-- Begin --
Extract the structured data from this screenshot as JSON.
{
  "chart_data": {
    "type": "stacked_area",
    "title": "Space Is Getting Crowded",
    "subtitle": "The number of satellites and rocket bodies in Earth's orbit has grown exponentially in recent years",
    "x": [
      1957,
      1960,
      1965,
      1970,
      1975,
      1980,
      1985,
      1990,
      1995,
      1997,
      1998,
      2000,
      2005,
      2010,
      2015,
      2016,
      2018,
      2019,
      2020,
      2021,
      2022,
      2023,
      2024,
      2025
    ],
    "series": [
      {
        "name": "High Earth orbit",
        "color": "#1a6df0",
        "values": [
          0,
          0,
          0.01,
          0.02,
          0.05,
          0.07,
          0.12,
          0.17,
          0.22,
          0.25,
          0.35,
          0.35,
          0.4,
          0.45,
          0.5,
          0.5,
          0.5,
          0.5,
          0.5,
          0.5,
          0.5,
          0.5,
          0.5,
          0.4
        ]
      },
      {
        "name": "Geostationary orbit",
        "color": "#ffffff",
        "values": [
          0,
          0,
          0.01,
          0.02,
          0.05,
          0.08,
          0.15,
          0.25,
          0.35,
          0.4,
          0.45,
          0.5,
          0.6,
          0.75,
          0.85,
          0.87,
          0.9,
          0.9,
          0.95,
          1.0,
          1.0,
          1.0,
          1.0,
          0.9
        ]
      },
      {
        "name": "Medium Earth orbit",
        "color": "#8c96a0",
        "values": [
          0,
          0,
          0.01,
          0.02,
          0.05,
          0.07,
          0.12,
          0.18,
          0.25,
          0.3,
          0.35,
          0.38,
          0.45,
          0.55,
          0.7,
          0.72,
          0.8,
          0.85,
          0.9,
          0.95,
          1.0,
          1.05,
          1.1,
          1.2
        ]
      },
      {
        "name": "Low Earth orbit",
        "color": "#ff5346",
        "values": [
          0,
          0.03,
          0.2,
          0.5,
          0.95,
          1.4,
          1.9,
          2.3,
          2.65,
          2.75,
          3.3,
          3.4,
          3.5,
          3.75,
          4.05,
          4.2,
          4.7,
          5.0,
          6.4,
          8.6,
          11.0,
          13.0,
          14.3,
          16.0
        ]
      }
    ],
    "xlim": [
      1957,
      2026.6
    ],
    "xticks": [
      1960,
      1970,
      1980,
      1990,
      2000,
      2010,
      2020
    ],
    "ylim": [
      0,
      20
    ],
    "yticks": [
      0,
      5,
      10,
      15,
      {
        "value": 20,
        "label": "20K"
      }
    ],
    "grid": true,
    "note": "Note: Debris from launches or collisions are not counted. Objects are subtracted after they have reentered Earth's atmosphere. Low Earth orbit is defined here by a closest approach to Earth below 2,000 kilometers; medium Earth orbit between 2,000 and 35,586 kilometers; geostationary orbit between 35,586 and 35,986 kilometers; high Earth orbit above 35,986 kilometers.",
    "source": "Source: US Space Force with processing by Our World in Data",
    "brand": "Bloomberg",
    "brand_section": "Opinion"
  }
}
-- End --
-- Begin --
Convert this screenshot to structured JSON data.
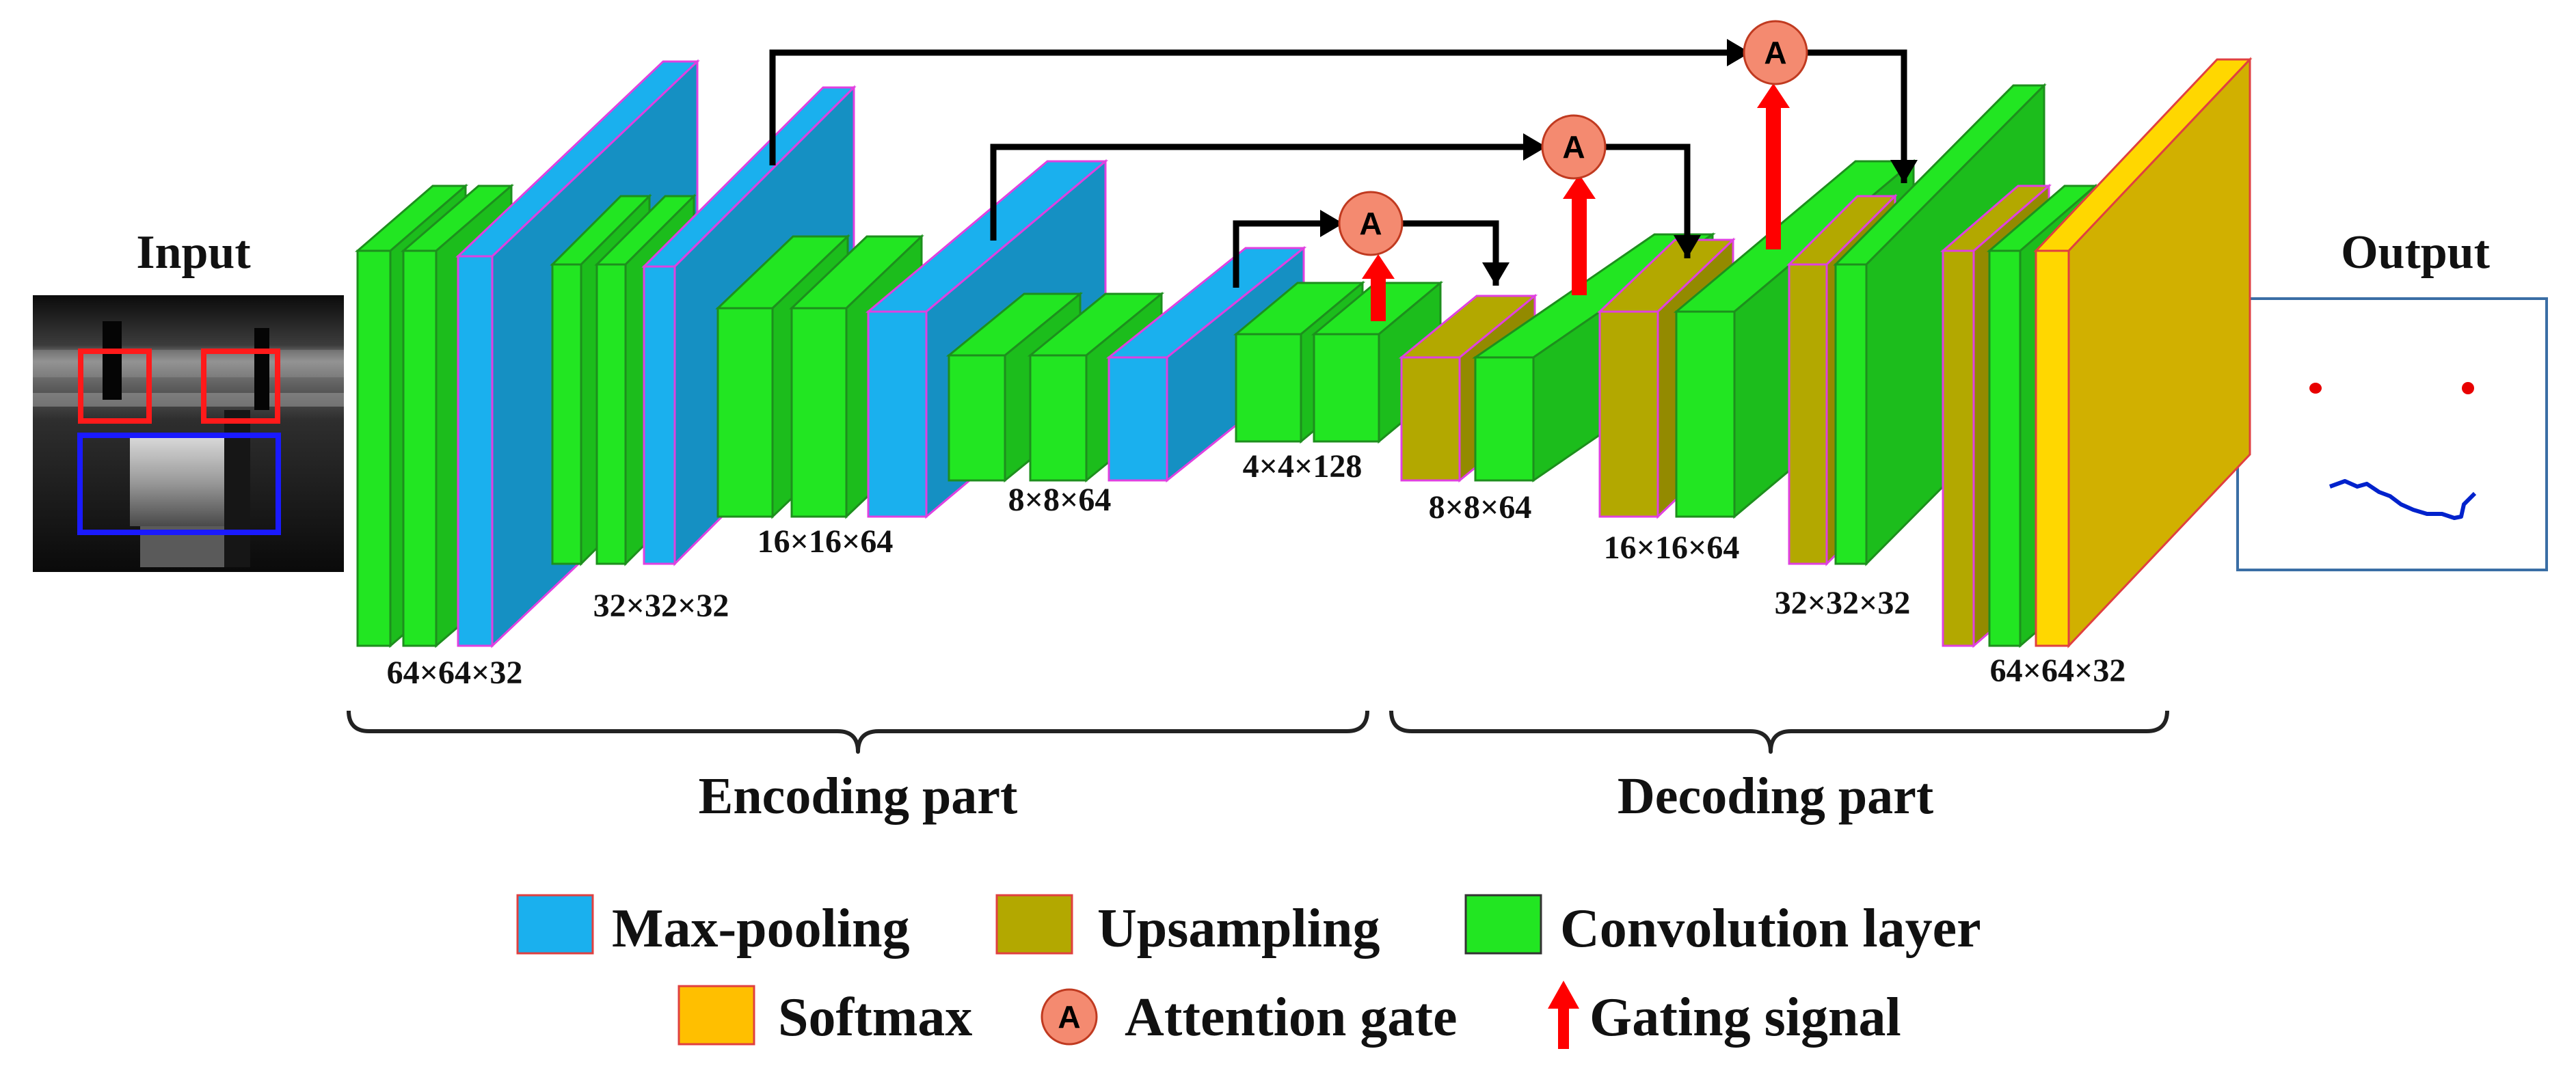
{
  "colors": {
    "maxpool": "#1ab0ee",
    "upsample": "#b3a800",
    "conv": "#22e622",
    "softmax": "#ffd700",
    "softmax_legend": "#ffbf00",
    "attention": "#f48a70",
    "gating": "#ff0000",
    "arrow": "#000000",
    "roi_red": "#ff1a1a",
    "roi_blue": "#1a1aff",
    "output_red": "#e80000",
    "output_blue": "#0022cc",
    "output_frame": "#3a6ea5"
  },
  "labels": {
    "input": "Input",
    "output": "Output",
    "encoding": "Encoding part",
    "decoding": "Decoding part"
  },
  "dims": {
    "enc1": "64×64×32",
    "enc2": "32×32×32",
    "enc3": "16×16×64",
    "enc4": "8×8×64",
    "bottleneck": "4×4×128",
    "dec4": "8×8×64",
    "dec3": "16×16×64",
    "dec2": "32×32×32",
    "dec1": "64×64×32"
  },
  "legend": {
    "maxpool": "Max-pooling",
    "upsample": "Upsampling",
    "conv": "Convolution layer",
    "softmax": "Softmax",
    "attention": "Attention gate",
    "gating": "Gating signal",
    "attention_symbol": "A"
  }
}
-- End --
◆ **Task requirements**
Reproduce each line holding the word "JSON".

◆ **Response to this exercise**
Extract the structured data from this screenshot as JSON.
Convert this screenshot to structured JSON data.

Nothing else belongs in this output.